> Written task
Without the images, print all the entries below exactly as given.

> Exercise input
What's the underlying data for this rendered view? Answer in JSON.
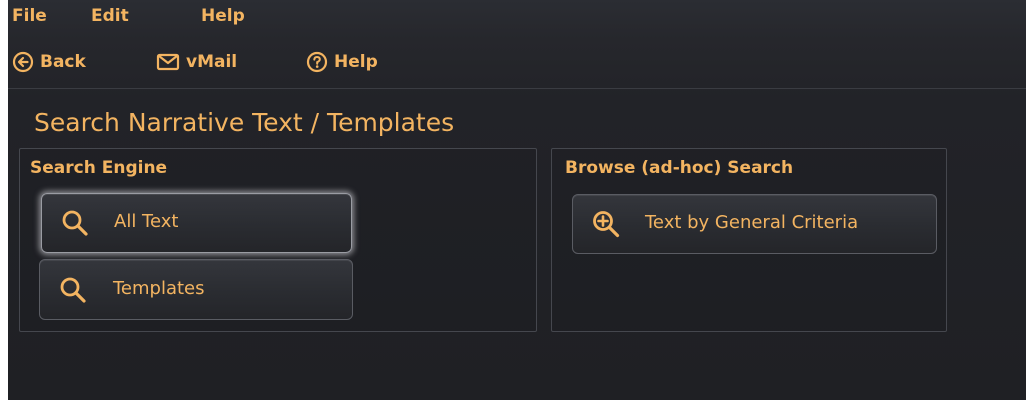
{
  "menubar": {
    "items": [
      {
        "label": "File"
      },
      {
        "label": "Edit"
      },
      {
        "label": "Help"
      }
    ]
  },
  "toolbar": {
    "back_label": "Back",
    "vmail_label": "vMail",
    "help_label": "Help"
  },
  "page": {
    "title": "Search Narrative Text / Templates"
  },
  "search_engine": {
    "title": "Search Engine",
    "buttons": [
      {
        "label": "All Text",
        "icon": "search-icon"
      },
      {
        "label": "Templates",
        "icon": "search-icon"
      }
    ]
  },
  "browse_search": {
    "title": "Browse (ad-hoc) Search",
    "buttons": [
      {
        "label": "Text by General Criteria",
        "icon": "zoom-in-icon"
      }
    ]
  },
  "colors": {
    "accent": "#f3b461",
    "background": "#222328",
    "panel_border": "#45474e"
  }
}
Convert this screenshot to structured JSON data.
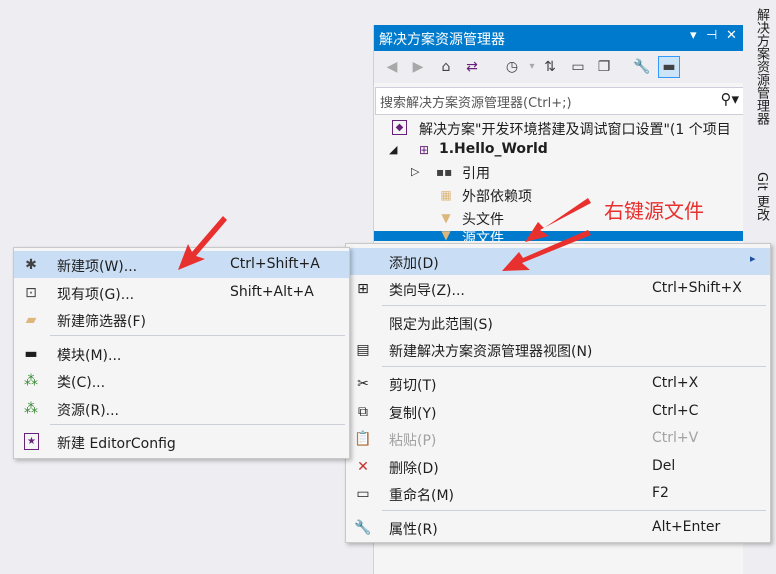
{
  "solution_explorer": {
    "title": "解决方案资源管理器",
    "title_buttons": [
      "▾",
      "⊣",
      "✕"
    ],
    "search_placeholder": "搜索解决方案资源管理器(Ctrl+;)",
    "tree": {
      "solution": "解决方案\"开发环境搭建及调试窗口设置\"(1 个项目",
      "project": "1.Hello_World",
      "references": "引用",
      "external_deps": "外部依赖项",
      "headers": "头文件",
      "sources": "源文件"
    }
  },
  "right_tabs": {
    "tab1": "解决方案资源管理器",
    "tab2": "Git 更改"
  },
  "annotation": {
    "text": "右键源文件",
    "color": "#e8312f"
  },
  "context_menu": {
    "items": [
      {
        "label": "添加(D)",
        "shortcut": "",
        "submenu": "▸"
      },
      {
        "label": "类向导(Z)...",
        "shortcut": "Ctrl+Shift+X"
      },
      {
        "label": "限定为此范围(S)",
        "shortcut": ""
      },
      {
        "label": "新建解决方案资源管理器视图(N)",
        "shortcut": ""
      },
      {
        "label": "剪切(T)",
        "shortcut": "Ctrl+X"
      },
      {
        "label": "复制(Y)",
        "shortcut": "Ctrl+C"
      },
      {
        "label": "粘贴(P)",
        "shortcut": "Ctrl+V"
      },
      {
        "label": "删除(D)",
        "shortcut": "Del"
      },
      {
        "label": "重命名(M)",
        "shortcut": "F2"
      },
      {
        "label": "属性(R)",
        "shortcut": "Alt+Enter"
      }
    ]
  },
  "submenu": {
    "items": [
      {
        "label": "新建项(W)...",
        "shortcut": "Ctrl+Shift+A"
      },
      {
        "label": "现有项(G)...",
        "shortcut": "Shift+Alt+A"
      },
      {
        "label": "新建筛选器(F)",
        "shortcut": ""
      },
      {
        "label": "模块(M)...",
        "shortcut": ""
      },
      {
        "label": "类(C)...",
        "shortcut": ""
      },
      {
        "label": "资源(R)...",
        "shortcut": ""
      },
      {
        "label": "新建 EditorConfig",
        "shortcut": ""
      }
    ]
  },
  "colors": {
    "accent": "#007acc",
    "highlight": "#c9def5",
    "annotation": "#e8312f"
  }
}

> Response to the task
What's the underlying data for this rendered view? Answer in JSON.
{
  "menubar": {
    "items": [
      {
        "label": "File"
      },
      {
        "label": "Edit"
      },
      {
        "label": "Help"
      }
    ]
  },
  "toolbar": {
    "back_label": "Back",
    "vmail_label": "vMail",
    "help_label": "Help"
  },
  "page": {
    "title": "Search Narrative Text / Templates"
  },
  "search_engine": {
    "title": "Search Engine",
    "buttons": [
      {
        "label": "All Text",
        "icon": "search-icon"
      },
      {
        "label": "Templates",
        "icon": "search-icon"
      }
    ]
  },
  "browse_search": {
    "title": "Browse (ad-hoc) Search",
    "buttons": [
      {
        "label": "Text by General Criteria",
        "icon": "zoom-in-icon"
      }
    ]
  },
  "colors": {
    "accent": "#f3b461",
    "background": "#222328",
    "panel_border": "#45474e"
  }
}
Convert this screenshot to structured JSON data.
{
  "solution_explorer": {
    "title": "解决方案资源管理器",
    "title_buttons": [
      "▾",
      "⊣",
      "✕"
    ],
    "search_placeholder": "搜索解决方案资源管理器(Ctrl+;)",
    "tree": {
      "solution": "解决方案\"开发环境搭建及调试窗口设置\"(1 个项目",
      "project": "1.Hello_World",
      "references": "引用",
      "external_deps": "外部依赖项",
      "headers": "头文件",
      "sources": "源文件"
    }
  },
  "right_tabs": {
    "tab1": "解决方案资源管理器",
    "tab2": "Git 更改"
  },
  "annotation": {
    "text": "右键源文件",
    "color": "#e8312f"
  },
  "context_menu": {
    "items": [
      {
        "label": "添加(D)",
        "shortcut": "",
        "submenu": "▸"
      },
      {
        "label": "类向导(Z)...",
        "shortcut": "Ctrl+Shift+X"
      },
      {
        "label": "限定为此范围(S)",
        "shortcut": ""
      },
      {
        "label": "新建解决方案资源管理器视图(N)",
        "shortcut": ""
      },
      {
        "label": "剪切(T)",
        "shortcut": "Ctrl+X"
      },
      {
        "label": "复制(Y)",
        "shortcut": "Ctrl+C"
      },
      {
        "label": "粘贴(P)",
        "shortcut": "Ctrl+V"
      },
      {
        "label": "删除(D)",
        "shortcut": "Del"
      },
      {
        "label": "重命名(M)",
        "shortcut": "F2"
      },
      {
        "label": "属性(R)",
        "shortcut": "Alt+Enter"
      }
    ]
  },
  "submenu": {
    "items": [
      {
        "label": "新建项(W)...",
        "shortcut": "Ctrl+Shift+A"
      },
      {
        "label": "现有项(G)...",
        "shortcut": "Shift+Alt+A"
      },
      {
        "label": "新建筛选器(F)",
        "shortcut": ""
      },
      {
        "label": "模块(M)...",
        "shortcut": ""
      },
      {
        "label": "类(C)...",
        "shortcut": ""
      },
      {
        "label": "资源(R)...",
        "shortcut": ""
      },
      {
        "label": "新建 EditorConfig",
        "shortcut": ""
      }
    ]
  },
  "colors": {
    "accent": "#007acc",
    "highlight": "#c9def5",
    "annotation": "#e8312f"
  }
}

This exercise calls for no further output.